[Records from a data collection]
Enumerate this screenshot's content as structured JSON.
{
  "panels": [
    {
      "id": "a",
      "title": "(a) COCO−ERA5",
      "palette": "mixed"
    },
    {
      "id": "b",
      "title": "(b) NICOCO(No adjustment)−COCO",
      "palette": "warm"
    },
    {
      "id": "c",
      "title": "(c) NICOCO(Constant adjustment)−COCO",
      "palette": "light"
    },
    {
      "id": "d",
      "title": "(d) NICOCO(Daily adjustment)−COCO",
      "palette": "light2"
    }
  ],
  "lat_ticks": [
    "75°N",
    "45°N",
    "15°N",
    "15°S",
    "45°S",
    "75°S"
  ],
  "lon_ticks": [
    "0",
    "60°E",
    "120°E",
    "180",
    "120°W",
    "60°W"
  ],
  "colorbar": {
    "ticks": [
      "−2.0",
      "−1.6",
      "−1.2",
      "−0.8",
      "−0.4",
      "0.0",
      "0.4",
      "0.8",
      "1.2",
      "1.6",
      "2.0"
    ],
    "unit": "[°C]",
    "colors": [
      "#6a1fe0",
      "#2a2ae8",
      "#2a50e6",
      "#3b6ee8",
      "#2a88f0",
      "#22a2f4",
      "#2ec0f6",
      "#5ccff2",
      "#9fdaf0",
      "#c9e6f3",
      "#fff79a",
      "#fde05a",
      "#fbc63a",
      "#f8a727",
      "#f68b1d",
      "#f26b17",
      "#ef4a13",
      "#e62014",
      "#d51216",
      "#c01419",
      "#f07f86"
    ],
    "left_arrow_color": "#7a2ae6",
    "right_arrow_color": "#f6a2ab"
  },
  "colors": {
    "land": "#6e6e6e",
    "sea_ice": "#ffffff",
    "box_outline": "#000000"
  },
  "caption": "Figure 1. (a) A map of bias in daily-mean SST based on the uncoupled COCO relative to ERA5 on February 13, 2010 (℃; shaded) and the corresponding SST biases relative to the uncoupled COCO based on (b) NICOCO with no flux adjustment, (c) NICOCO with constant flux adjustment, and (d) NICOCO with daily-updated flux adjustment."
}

- _The problem_: Every record shown above should be written out again exactly.

- _Response below_:
Enumerate this screenshot's content as structured JSON.
{
  "panels": [
    {
      "id": "a",
      "title": "(a) COCO−ERA5",
      "palette": "mixed"
    },
    {
      "id": "b",
      "title": "(b) NICOCO(No adjustment)−COCO",
      "palette": "warm"
    },
    {
      "id": "c",
      "title": "(c) NICOCO(Constant adjustment)−COCO",
      "palette": "light"
    },
    {
      "id": "d",
      "title": "(d) NICOCO(Daily adjustment)−COCO",
      "palette": "light2"
    }
  ],
  "lat_ticks": [
    "75°N",
    "45°N",
    "15°N",
    "15°S",
    "45°S",
    "75°S"
  ],
  "lon_ticks": [
    "0",
    "60°E",
    "120°E",
    "180",
    "120°W",
    "60°W"
  ],
  "colorbar": {
    "ticks": [
      "−2.0",
      "−1.6",
      "−1.2",
      "−0.8",
      "−0.4",
      "0.0",
      "0.4",
      "0.8",
      "1.2",
      "1.6",
      "2.0"
    ],
    "unit": "[°C]",
    "colors": [
      "#6a1fe0",
      "#2a2ae8",
      "#2a50e6",
      "#3b6ee8",
      "#2a88f0",
      "#22a2f4",
      "#2ec0f6",
      "#5ccff2",
      "#9fdaf0",
      "#c9e6f3",
      "#fff79a",
      "#fde05a",
      "#fbc63a",
      "#f8a727",
      "#f68b1d",
      "#f26b17",
      "#ef4a13",
      "#e62014",
      "#d51216",
      "#c01419",
      "#f07f86"
    ],
    "left_arrow_color": "#7a2ae6",
    "right_arrow_color": "#f6a2ab"
  },
  "colors": {
    "land": "#6e6e6e",
    "sea_ice": "#ffffff",
    "box_outline": "#000000"
  },
  "caption": "Figure 1. (a) A map of bias in daily-mean SST based on the uncoupled COCO relative to ERA5 on February 13, 2010 (℃; shaded) and the corresponding SST biases relative to the uncoupled COCO based on (b) NICOCO with no flux adjustment, (c) NICOCO with constant flux adjustment, and (d) NICOCO with daily-updated flux adjustment."
}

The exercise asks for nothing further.